-- Start --

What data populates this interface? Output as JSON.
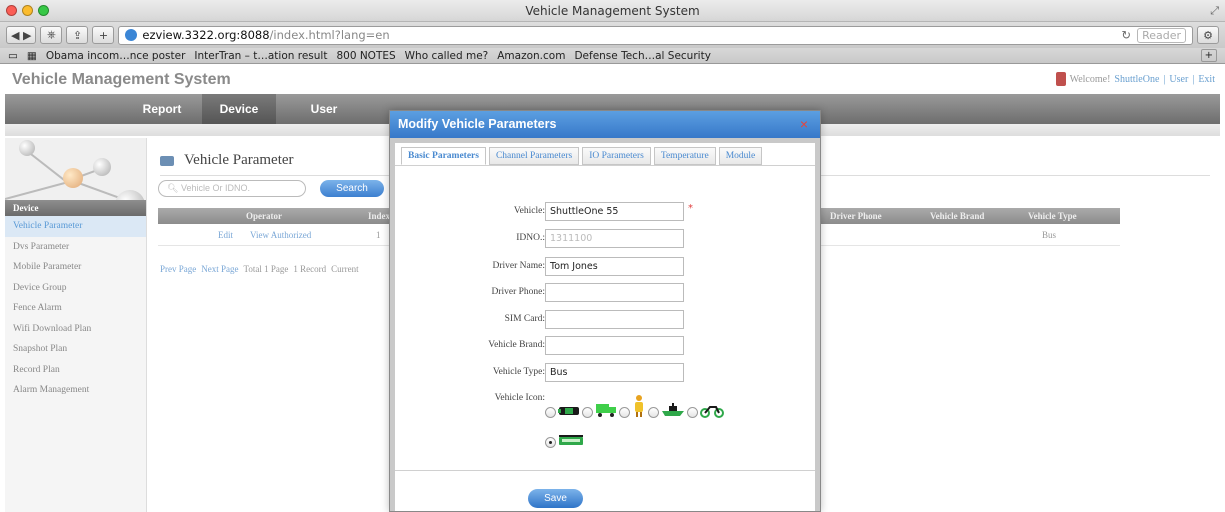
{
  "browser": {
    "window_title": "Vehicle Management System",
    "url_host": "ezview.3322.org:8088",
    "url_path": "/index.html?lang=en",
    "reader_label": "Reader",
    "bookmarks": [
      "Obama incom…nce poster",
      "InterTran – t…ation result",
      "800 NOTES",
      "Who called me?",
      "Amazon.com",
      "Defense Tech…al Security"
    ]
  },
  "app": {
    "title": "Vehicle Management System",
    "welcome": "Welcome!",
    "user_name": "ShuttleOne",
    "user_link": "User",
    "exit_link": "Exit",
    "separator": "|"
  },
  "nav": {
    "report": "Report",
    "device": "Device",
    "user": "User"
  },
  "sidebar": {
    "section": "Device",
    "items": [
      "Vehicle Parameter",
      "Dvs Parameter",
      "Mobile Parameter",
      "Device Group",
      "Fence Alarm",
      "Wifi Download Plan",
      "Snapshot Plan",
      "Record Plan",
      "Alarm Management"
    ],
    "active_index": 0
  },
  "main": {
    "heading": "Vehicle Parameter",
    "search_placeholder": "Vehicle Or IDNO.",
    "search_button": "Search",
    "columns": {
      "operator": "Operator",
      "index": "Index",
      "driver_phone": "Driver Phone",
      "vehicle_brand": "Vehicle Brand",
      "vehicle_type": "Vehicle Type"
    },
    "row": {
      "edit": "Edit",
      "view_authorized": "View Authorized",
      "index": "1",
      "vehicle_type": "Bus"
    },
    "pager": {
      "prev": "Prev Page",
      "next": "Next Page",
      "total": "Total 1 Page",
      "records": "1 Record",
      "current": "Current"
    }
  },
  "modal": {
    "title": "Modify Vehicle Parameters",
    "close": "×",
    "tabs": [
      "Basic Parameters",
      "Channel Parameters",
      "IO Parameters",
      "Temperature",
      "Module"
    ],
    "fields": {
      "vehicle_label": "Vehicle:",
      "vehicle_value": "ShuttleOne 55",
      "idno_label": "IDNO.:",
      "idno_value": "1311100",
      "driver_name_label": "Driver Name:",
      "driver_name_value": "Tom Jones",
      "driver_phone_label": "Driver Phone:",
      "driver_phone_value": "",
      "sim_label": "SIM Card:",
      "sim_value": "",
      "brand_label": "Vehicle Brand:",
      "brand_value": "",
      "type_label": "Vehicle Type:",
      "type_value": "Bus",
      "icon_label": "Vehicle Icon:"
    },
    "required_mark": "*",
    "icons": [
      "car-icon",
      "truck-icon",
      "person-icon",
      "boat-icon",
      "motorcycle-icon",
      "bus-icon"
    ],
    "selected_icon": "bus-icon",
    "save": "Save"
  }
}
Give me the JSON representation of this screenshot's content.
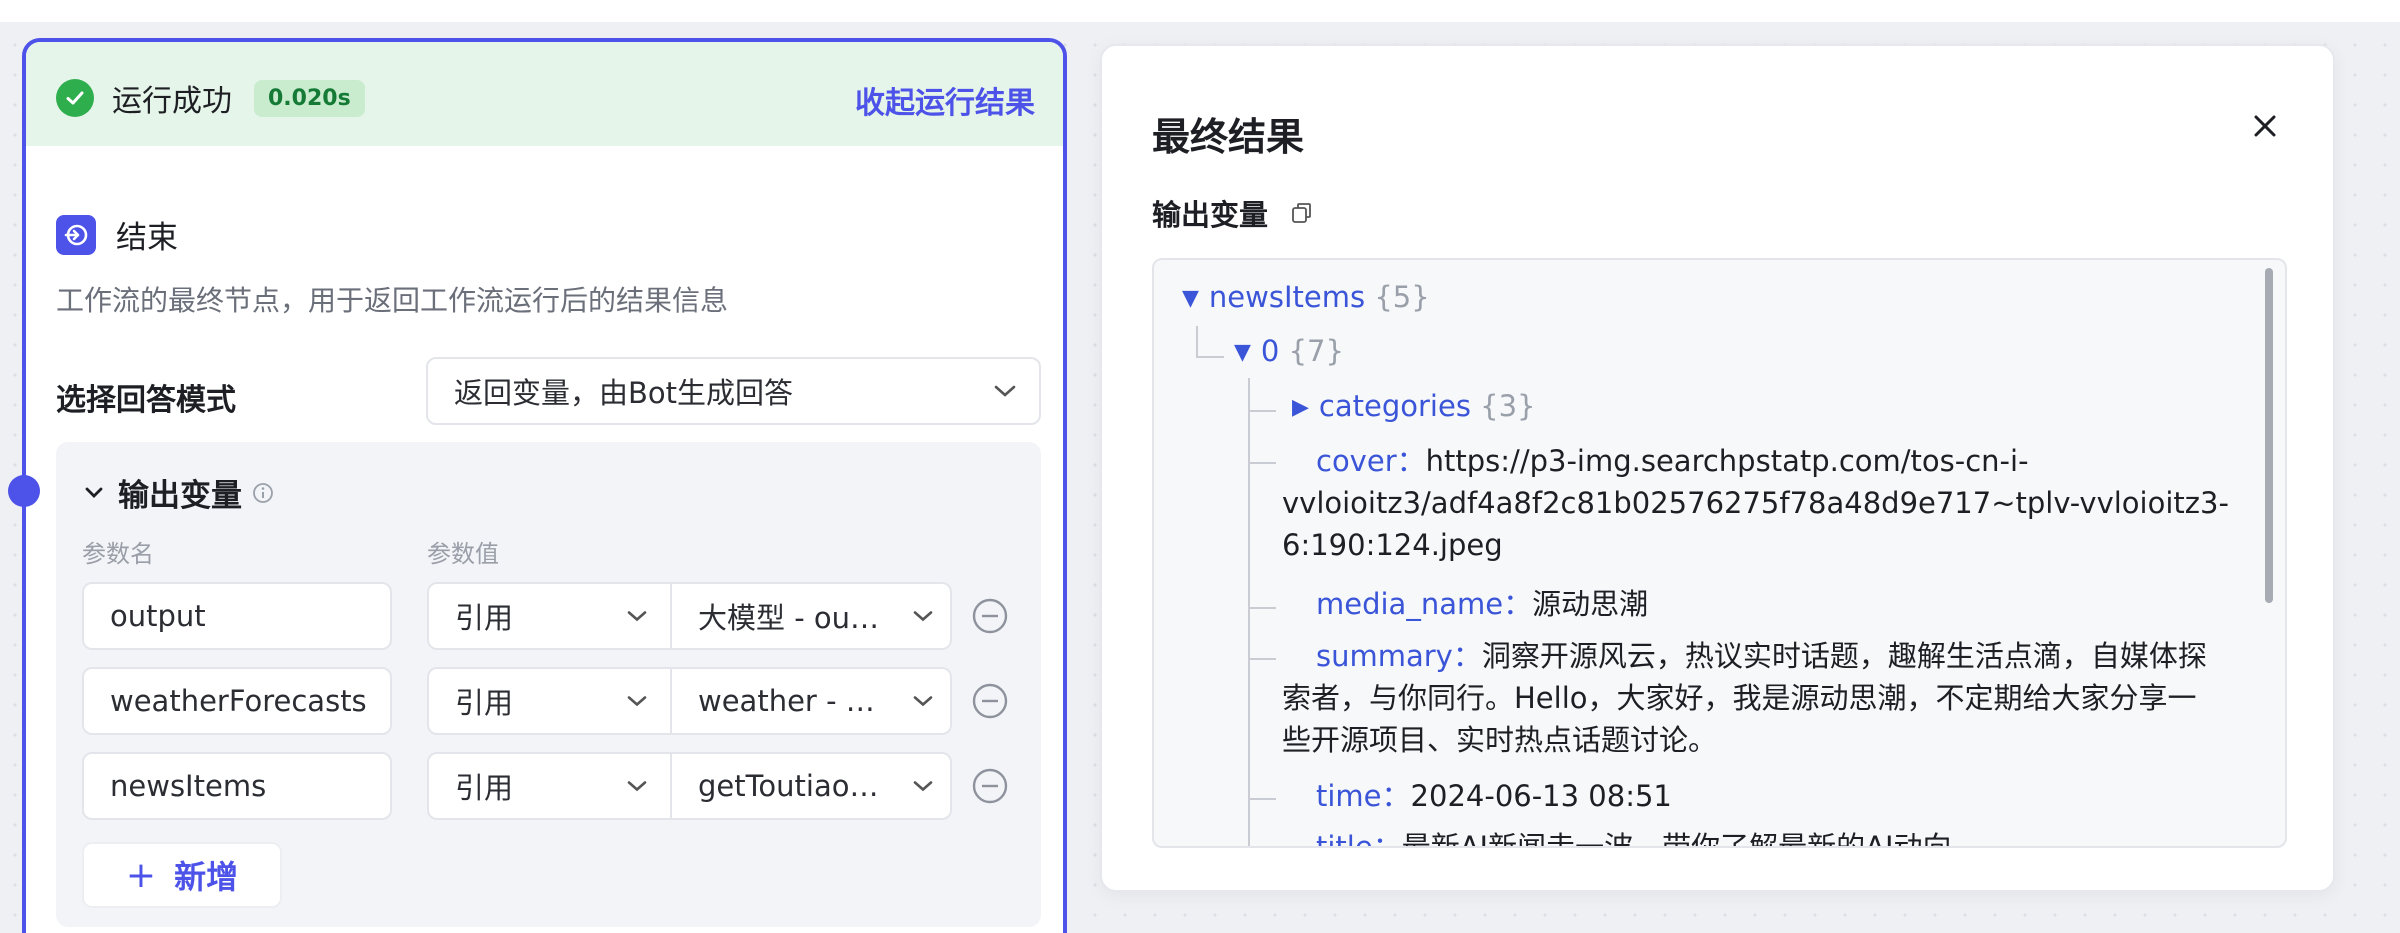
{
  "node": {
    "run_status": "运行成功",
    "run_time": "0.020s",
    "collapse_label": "收起运行结果",
    "title": "结束",
    "description": "工作流的最终节点，用于返回工作流运行后的结果信息",
    "mode_label": "选择回答模式",
    "mode_value": "返回变量，由Bot生成回答",
    "output_title": "输出变量",
    "col_name": "参数名",
    "col_value": "参数值",
    "rows": [
      {
        "name": "output",
        "ref": "引用",
        "value": "大模型 - out..."
      },
      {
        "name": "weatherForecasts",
        "ref": "引用",
        "value": "weather - d..."
      },
      {
        "name": "newsItems",
        "ref": "引用",
        "value": "getToutiaoNe"
      }
    ],
    "add_label": "新增",
    "add_plus": "+"
  },
  "result": {
    "title": "最终结果",
    "vars_label": "输出变量",
    "tree": {
      "root_key": "newsItems",
      "root_count": "{5}",
      "item_key": "0",
      "item_count": "{7}",
      "categories_key": "categories",
      "categories_count": "{3}",
      "cover_key": "cover",
      "cover_value_1": "https://p3-img.searchpstatp.com/tos-cn-i-",
      "cover_value_2": "vvloioitz3/adf4a8f2c81b02576275f78a48d9e717~tplv-vvloioitz3-",
      "cover_value_3": "6:190:124.jpeg",
      "media_key": "media_name",
      "media_value": "源动思潮",
      "summary_key": "summary",
      "summary_value_1": "洞察开源风云，热议实时话题，趣解生活点滴，自媒体探",
      "summary_value_2": "索者，与你同行。Hello，大家好，我是源动思潮，不定期给大家分享一",
      "summary_value_3": "些开源项目、实时热点话题讨论。",
      "time_key": "time",
      "time_value": "2024-06-13 08:51",
      "title_key": "title",
      "title_value": "最新AI新闻走一波，带你了解最新的AI动向"
    },
    "colon": "："
  },
  "colors": {
    "accent": "#4d53e8",
    "success": "#2fae4e",
    "success_bg": "#e6f5e9",
    "json_key": "#3a55d8"
  },
  "icons": [
    "check-circle-icon",
    "end-node-icon",
    "chevron-down-icon",
    "info-icon",
    "minus-circle-icon",
    "close-icon",
    "copy-icon",
    "caret-down-icon",
    "caret-right-icon"
  ]
}
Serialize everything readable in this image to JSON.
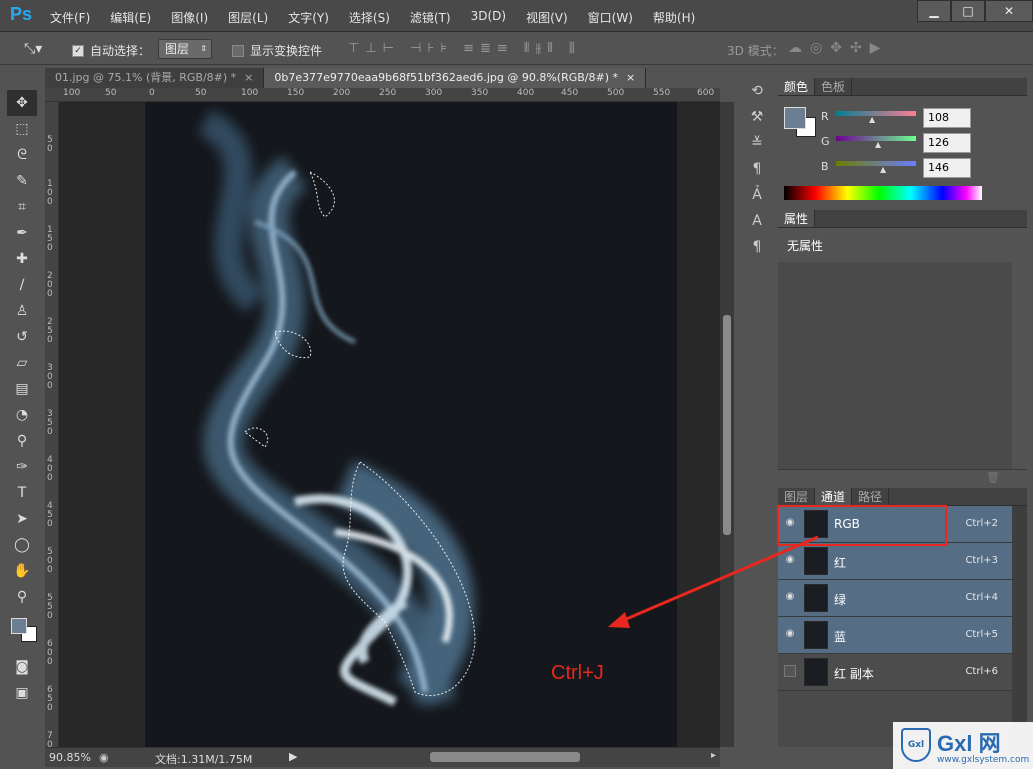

-- End --

Give the number of lines in the listing above that contain "this", and nothing else.

3